# WHAT IS BEING ASKED
Set down the records exactly, and omit any image found in them.

Collected data entries:
-=-=-=-=-

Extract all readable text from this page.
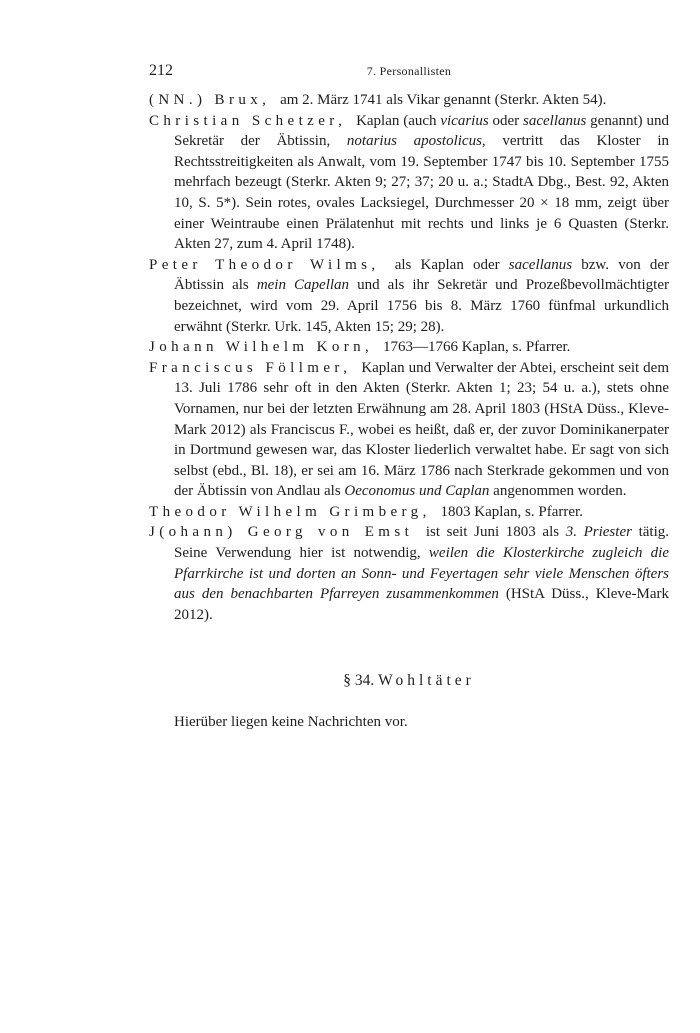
212	7. Personallisten
(NN.) Brux, am 2. März 1741 als Vikar genannt (Sterkr. Akten 54).
Christian Schetzer, Kaplan (auch vicarius oder sacellanus genannt) und Sekretär der Äbtissin, notarius apostolicus, vertritt das Kloster in Rechtsstreitigkeiten als Anwalt, vom 19. September 1747 bis 10. September 1755 mehrfach bezeugt (Sterkr. Akten 9; 27; 37; 20 u. a.; StadtA Dbg., Best. 92, Akten 10, S. 5*). Sein rotes, ovales Lacksiegel, Durchmesser 20 × 18 mm, zeigt über einer Weintraube einen Prälatenhut mit rechts und links je 6 Quasten (Sterkr. Akten 27, zum 4. April 1748).
Peter Theodor Wilms, als Kaplan oder sacellanus bzw. von der Äbtissin als mein Capellan und als ihr Sekretär und Prozeßbevollmächtigter bezeichnet, wird vom 29. April 1756 bis 8. März 1760 fünfmal urkundlich erwähnt (Sterkr. Urk. 145, Akten 15; 29; 28).
Johann Wilhelm Korn, 1763—1766 Kaplan, s. Pfarrer.
Franciscus Föllmer, Kaplan und Verwalter der Abtei, erscheint seit dem 13. Juli 1786 sehr oft in den Akten (Sterkr. Akten 1; 23; 54 u. a.), stets ohne Vornamen, nur bei der letzten Erwähnung am 28. April 1803 (HStA Düss., Kleve-Mark 2012) als Franciscus F., wobei es heißt, daß er, der zuvor Dominikanerpater in Dortmund gewesen war, das Kloster liederlich verwaltet habe. Er sagt von sich selbst (ebd., Bl. 18), er sei am 16. März 1786 nach Sterkrade gekommen und von der Äbtissin von Andlau als Oeconomus und Caplan angenommen worden.
Theodor Wilhelm Grimberg, 1803 Kaplan, s. Pfarrer.
J(ohann) Georg von Emst ist seit Juni 1803 als 3. Priester tätig. Seine Verwendung hier ist notwendig, weilen die Klosterkirche zugleich die Pfarrkirche ist und dorten an Sonn- und Feyertagen sehr viele Menschen öfters aus den benachbarten Pfarreyen zusammenkommen (HStA Düss., Kleve-Mark 2012).
§ 34. Wohltäter
Hierüber liegen keine Nachrichten vor.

-=-=-=-=-

# ANSWER SECTION
Extract all readable text from this page.
212	7. Personallisten
(NN.) Brux, am 2. März 1741 als Vikar genannt (Sterkr. Akten 54).
Christian Schetzer, Kaplan (auch vicarius oder sacellanus genannt) und Sekretär der Äbtissin, notarius apostolicus, vertritt das Kloster in Rechtsstreitigkeiten als Anwalt, vom 19. September 1747 bis 10. September 1755 mehrfach bezeugt (Sterkr. Akten 9; 27; 37; 20 u. a.; StadtA Dbg., Best. 92, Akten 10, S. 5*). Sein rotes, ovales Lacksiegel, Durchmesser 20 × 18 mm, zeigt über einer Weintraube einen Prälatenhut mit rechts und links je 6 Quasten (Sterkr. Akten 27, zum 4. April 1748).
Peter Theodor Wilms, als Kaplan oder sacellanus bzw. von der Äbtissin als mein Capellan und als ihr Sekretär und Prozeßbevollmächtigter bezeichnet, wird vom 29. April 1756 bis 8. März 1760 fünfmal urkundlich erwähnt (Sterkr. Urk. 145, Akten 15; 29; 28).
Johann Wilhelm Korn, 1763—1766 Kaplan, s. Pfarrer.
Franciscus Föllmer, Kaplan und Verwalter der Abtei, erscheint seit dem 13. Juli 1786 sehr oft in den Akten (Sterkr. Akten 1; 23; 54 u. a.), stets ohne Vornamen, nur bei der letzten Erwähnung am 28. April 1803 (HStA Düss., Kleve-Mark 2012) als Franciscus F., wobei es heißt, daß er, der zuvor Dominikanerpater in Dortmund gewesen war, das Kloster liederlich verwaltet habe. Er sagt von sich selbst (ebd., Bl. 18), er sei am 16. März 1786 nach Sterkrade gekommen und von der Äbtissin von Andlau als Oeconomus und Caplan angenommen worden.
Theodor Wilhelm Grimberg, 1803 Kaplan, s. Pfarrer.
J(ohann) Georg von Emst ist seit Juni 1803 als 3. Priester tätig. Seine Verwendung hier ist notwendig, weilen die Klosterkirche zugleich die Pfarrkirche ist und dorten an Sonn- und Feyertagen sehr viele Menschen öfters aus den benachbarten Pfarreyen zusammenkommen (HStA Düss., Kleve-Mark 2012).
§ 34. Wohltäter
Hierüber liegen keine Nachrichten vor.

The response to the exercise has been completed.